* Directions: All lines in the data bearing the string "query" should be identified and copied.

* Items from a figure collection:
--- BEGIN ---

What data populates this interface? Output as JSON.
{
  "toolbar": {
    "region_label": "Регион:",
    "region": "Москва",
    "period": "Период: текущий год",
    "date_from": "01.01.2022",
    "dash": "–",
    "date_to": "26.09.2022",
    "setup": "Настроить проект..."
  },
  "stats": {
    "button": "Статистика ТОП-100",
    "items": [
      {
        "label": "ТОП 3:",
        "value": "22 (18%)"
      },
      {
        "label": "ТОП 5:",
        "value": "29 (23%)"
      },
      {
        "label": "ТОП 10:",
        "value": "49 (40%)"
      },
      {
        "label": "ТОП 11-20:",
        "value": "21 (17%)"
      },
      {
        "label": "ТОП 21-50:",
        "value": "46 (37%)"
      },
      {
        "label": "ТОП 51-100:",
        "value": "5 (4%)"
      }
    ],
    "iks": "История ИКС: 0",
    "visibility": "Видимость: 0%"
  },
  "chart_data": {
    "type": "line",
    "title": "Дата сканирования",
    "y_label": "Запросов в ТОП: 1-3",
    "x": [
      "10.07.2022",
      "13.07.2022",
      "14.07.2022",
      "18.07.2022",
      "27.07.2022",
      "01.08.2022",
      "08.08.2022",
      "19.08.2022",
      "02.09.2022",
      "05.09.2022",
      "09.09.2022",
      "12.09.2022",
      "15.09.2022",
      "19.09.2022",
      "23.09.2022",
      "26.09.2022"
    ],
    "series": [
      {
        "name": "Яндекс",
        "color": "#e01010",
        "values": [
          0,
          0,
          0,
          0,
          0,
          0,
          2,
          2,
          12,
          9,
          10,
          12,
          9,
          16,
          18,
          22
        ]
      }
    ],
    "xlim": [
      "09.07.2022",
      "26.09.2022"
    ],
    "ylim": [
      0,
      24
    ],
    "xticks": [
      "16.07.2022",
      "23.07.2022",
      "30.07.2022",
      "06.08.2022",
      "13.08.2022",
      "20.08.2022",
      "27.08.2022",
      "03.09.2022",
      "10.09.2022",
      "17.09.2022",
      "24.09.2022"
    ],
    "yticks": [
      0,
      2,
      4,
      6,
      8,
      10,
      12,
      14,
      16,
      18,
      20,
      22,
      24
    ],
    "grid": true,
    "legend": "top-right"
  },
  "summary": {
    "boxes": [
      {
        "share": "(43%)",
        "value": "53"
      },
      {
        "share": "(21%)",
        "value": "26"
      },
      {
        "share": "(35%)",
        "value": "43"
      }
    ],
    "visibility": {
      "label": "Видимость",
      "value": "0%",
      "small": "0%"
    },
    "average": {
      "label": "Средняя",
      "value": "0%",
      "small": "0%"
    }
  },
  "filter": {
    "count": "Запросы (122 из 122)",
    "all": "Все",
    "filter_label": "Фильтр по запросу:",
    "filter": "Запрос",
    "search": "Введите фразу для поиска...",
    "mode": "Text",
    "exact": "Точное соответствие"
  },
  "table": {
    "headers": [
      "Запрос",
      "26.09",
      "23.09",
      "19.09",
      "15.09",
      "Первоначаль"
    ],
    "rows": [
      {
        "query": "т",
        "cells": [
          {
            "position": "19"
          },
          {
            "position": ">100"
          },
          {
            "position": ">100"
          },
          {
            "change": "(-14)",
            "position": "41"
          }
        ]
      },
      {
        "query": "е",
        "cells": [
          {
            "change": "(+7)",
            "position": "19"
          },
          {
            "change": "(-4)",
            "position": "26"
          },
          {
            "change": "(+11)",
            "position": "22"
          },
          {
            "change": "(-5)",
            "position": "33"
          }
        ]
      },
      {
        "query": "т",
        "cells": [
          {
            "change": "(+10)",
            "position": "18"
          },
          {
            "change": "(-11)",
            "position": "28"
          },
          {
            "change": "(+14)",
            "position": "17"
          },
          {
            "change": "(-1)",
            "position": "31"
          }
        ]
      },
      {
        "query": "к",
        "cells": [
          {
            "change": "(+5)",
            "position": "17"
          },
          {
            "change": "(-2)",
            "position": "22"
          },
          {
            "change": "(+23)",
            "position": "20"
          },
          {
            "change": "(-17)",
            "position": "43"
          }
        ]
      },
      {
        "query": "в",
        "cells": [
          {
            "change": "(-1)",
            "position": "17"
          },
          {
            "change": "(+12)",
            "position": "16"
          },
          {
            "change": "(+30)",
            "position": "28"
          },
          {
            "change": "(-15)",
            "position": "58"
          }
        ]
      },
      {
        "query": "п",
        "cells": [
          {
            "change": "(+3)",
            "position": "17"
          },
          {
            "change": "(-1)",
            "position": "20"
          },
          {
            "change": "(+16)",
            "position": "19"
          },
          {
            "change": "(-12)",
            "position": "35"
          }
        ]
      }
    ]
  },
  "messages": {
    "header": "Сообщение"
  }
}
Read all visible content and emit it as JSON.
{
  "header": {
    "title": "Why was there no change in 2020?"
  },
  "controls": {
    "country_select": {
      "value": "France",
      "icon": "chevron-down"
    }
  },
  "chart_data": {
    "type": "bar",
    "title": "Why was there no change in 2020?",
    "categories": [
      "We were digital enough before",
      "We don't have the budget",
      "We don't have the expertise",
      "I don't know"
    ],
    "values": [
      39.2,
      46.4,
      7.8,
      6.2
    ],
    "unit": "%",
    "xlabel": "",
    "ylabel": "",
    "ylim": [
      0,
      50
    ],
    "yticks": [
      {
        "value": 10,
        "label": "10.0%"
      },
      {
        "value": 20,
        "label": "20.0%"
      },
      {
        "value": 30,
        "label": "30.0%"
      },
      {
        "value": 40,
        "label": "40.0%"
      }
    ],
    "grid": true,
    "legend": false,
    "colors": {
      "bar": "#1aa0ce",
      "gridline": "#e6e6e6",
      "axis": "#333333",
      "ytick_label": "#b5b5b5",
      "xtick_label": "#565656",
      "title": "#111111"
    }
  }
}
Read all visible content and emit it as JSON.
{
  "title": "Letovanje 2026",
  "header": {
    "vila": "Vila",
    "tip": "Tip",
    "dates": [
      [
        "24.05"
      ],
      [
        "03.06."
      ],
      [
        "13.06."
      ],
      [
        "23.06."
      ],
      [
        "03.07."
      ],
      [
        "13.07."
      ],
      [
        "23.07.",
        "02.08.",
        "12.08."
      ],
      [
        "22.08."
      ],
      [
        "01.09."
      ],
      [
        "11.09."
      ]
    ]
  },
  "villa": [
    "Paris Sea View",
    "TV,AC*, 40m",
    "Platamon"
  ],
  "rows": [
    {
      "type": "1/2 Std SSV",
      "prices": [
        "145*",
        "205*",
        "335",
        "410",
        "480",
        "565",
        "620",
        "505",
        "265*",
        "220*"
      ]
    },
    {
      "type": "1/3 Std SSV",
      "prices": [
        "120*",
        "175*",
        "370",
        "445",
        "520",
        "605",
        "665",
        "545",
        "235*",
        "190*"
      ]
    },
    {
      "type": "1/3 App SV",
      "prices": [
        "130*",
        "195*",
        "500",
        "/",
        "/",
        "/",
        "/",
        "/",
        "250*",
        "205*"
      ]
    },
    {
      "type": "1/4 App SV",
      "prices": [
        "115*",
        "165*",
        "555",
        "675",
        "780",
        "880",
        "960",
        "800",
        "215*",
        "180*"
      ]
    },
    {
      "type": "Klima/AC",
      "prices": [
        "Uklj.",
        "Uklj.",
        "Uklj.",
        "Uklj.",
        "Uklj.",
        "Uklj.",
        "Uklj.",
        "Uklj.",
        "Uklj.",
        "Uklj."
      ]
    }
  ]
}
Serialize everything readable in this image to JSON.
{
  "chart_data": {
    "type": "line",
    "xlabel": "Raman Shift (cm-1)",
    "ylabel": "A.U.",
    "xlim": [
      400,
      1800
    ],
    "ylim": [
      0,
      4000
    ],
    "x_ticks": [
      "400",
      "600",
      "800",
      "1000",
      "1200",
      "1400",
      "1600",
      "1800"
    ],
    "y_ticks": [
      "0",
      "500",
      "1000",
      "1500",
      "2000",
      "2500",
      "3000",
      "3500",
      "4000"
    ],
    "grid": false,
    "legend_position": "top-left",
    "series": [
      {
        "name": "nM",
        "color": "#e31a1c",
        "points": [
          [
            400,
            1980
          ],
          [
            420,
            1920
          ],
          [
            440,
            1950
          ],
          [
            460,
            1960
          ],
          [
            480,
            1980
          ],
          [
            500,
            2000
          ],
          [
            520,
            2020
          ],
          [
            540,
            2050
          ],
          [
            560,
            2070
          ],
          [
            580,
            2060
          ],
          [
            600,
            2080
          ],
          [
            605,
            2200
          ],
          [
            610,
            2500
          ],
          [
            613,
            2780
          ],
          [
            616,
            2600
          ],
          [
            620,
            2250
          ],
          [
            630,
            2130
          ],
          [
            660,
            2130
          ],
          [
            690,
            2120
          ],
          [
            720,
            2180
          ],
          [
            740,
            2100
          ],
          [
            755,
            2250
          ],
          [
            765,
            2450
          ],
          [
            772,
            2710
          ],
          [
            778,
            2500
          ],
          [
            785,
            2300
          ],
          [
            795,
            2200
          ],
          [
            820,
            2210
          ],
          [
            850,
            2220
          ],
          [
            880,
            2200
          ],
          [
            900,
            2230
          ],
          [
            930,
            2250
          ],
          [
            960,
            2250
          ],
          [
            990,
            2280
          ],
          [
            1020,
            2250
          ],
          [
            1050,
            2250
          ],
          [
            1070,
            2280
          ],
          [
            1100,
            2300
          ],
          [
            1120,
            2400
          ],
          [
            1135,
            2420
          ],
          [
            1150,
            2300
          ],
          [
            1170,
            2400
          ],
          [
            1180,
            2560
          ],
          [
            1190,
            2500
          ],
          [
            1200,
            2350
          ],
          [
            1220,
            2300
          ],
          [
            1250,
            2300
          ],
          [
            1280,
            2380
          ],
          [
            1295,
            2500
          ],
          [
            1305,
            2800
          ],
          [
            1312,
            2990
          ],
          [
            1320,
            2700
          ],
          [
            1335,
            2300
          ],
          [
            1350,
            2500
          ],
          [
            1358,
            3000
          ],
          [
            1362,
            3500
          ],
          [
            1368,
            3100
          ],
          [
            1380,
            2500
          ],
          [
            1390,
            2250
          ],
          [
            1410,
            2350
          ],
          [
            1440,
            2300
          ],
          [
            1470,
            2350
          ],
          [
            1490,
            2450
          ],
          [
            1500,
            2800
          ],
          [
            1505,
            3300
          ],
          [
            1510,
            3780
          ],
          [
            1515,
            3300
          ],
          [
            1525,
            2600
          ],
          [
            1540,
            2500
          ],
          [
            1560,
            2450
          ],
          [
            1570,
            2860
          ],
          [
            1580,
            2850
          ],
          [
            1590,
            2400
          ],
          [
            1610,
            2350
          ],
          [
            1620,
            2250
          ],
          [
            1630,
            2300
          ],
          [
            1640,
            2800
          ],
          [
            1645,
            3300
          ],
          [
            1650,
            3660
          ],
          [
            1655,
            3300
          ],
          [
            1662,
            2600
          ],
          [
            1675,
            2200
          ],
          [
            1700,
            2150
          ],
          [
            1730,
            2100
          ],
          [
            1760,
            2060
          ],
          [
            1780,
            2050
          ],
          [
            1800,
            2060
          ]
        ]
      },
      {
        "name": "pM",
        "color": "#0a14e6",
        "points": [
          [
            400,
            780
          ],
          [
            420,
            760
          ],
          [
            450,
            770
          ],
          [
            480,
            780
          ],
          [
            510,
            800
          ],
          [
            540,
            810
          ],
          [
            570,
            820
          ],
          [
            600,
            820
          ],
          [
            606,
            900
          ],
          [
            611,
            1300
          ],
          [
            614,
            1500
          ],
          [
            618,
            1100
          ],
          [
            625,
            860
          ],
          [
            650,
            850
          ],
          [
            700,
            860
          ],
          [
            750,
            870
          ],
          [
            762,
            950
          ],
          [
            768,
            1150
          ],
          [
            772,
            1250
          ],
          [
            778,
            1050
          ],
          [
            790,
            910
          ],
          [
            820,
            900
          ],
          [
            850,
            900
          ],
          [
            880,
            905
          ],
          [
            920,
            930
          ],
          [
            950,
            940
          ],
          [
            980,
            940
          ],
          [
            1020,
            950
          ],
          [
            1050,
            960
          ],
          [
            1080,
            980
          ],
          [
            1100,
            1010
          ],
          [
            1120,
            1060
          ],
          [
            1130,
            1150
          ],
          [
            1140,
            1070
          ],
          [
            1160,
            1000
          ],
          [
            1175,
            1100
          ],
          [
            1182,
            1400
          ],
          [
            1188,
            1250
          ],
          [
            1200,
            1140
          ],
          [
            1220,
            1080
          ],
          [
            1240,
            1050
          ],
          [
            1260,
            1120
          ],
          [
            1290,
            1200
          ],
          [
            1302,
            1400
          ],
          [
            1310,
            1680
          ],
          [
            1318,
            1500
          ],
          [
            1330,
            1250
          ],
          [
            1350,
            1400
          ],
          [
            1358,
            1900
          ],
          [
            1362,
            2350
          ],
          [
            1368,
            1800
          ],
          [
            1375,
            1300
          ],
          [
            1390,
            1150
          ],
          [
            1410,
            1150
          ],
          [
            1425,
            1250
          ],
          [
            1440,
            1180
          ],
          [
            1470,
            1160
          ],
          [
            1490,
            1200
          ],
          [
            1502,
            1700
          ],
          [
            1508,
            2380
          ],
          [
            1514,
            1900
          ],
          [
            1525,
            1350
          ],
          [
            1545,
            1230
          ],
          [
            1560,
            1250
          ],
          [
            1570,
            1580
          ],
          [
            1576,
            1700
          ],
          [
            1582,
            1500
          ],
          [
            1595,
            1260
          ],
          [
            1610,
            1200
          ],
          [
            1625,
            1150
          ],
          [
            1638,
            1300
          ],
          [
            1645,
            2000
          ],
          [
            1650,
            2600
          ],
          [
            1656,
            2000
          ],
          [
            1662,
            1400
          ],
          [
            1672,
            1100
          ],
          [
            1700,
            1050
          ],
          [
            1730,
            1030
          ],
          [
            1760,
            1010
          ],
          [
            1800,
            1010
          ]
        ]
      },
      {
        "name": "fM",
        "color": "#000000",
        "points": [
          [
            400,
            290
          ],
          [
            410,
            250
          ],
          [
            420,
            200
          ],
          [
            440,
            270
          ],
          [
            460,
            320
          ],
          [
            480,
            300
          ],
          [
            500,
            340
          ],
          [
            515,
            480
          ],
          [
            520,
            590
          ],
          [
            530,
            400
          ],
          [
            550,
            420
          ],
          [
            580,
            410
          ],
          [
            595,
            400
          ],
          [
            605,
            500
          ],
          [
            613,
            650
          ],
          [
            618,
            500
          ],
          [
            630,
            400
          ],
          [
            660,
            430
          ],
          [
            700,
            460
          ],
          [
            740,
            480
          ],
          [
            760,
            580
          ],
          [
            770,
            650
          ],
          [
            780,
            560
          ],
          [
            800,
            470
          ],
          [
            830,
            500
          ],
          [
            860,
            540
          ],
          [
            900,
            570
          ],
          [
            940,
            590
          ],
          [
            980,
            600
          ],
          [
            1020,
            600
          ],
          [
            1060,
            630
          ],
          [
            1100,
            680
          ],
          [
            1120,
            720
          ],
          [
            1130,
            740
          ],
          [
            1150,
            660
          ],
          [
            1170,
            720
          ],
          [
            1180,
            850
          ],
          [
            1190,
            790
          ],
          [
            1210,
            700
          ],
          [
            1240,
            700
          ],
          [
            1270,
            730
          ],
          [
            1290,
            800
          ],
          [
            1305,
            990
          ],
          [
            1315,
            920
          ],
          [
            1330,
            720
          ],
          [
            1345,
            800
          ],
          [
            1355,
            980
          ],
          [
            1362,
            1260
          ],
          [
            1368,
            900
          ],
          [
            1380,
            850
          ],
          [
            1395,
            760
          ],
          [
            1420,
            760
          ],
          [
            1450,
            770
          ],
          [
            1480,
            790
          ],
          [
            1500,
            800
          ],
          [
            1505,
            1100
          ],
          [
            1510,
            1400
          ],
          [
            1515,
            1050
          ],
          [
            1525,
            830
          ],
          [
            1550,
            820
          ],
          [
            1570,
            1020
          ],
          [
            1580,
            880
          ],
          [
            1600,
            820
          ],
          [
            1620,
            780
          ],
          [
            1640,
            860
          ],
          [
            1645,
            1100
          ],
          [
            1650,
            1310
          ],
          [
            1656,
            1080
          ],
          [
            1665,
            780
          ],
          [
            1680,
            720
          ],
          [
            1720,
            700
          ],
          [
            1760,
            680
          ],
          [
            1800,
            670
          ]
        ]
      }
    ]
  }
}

--- END ---

* Written response:
        "query": "т",
        "query": "е",
        "query": "т",
        "query": "к",
        "query": "в",
        "query": "п",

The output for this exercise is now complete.